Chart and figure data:
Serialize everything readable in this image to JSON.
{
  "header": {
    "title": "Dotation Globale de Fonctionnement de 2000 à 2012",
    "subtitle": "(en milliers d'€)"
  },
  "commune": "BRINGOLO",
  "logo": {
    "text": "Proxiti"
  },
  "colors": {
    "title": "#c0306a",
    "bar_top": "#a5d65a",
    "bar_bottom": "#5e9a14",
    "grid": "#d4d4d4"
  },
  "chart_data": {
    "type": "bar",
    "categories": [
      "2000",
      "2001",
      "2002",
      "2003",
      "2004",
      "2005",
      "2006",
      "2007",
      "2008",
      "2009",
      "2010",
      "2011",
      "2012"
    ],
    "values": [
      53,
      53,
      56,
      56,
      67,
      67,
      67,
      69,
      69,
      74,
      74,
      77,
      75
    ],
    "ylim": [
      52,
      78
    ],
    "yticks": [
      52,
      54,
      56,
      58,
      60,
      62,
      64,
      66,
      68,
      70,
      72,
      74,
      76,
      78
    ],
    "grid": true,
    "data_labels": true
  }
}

TASK:
Write out every entry exactly as given.

PROBLEM SOLUTION:
Serialize everything readable in this image to JSON.
{
  "header": {
    "title": "Dotation Globale de Fonctionnement de 2000 à 2012",
    "subtitle": "(en milliers d'€)"
  },
  "commune": "BRINGOLO",
  "logo": {
    "text": "Proxiti"
  },
  "colors": {
    "title": "#c0306a",
    "bar_top": "#a5d65a",
    "bar_bottom": "#5e9a14",
    "grid": "#d4d4d4"
  },
  "chart_data": {
    "type": "bar",
    "categories": [
      "2000",
      "2001",
      "2002",
      "2003",
      "2004",
      "2005",
      "2006",
      "2007",
      "2008",
      "2009",
      "2010",
      "2011",
      "2012"
    ],
    "values": [
      53,
      53,
      56,
      56,
      67,
      67,
      67,
      69,
      69,
      74,
      74,
      77,
      75
    ],
    "ylim": [
      52,
      78
    ],
    "yticks": [
      52,
      54,
      56,
      58,
      60,
      62,
      64,
      66,
      68,
      70,
      72,
      74,
      76,
      78
    ],
    "grid": true,
    "data_labels": true
  }
}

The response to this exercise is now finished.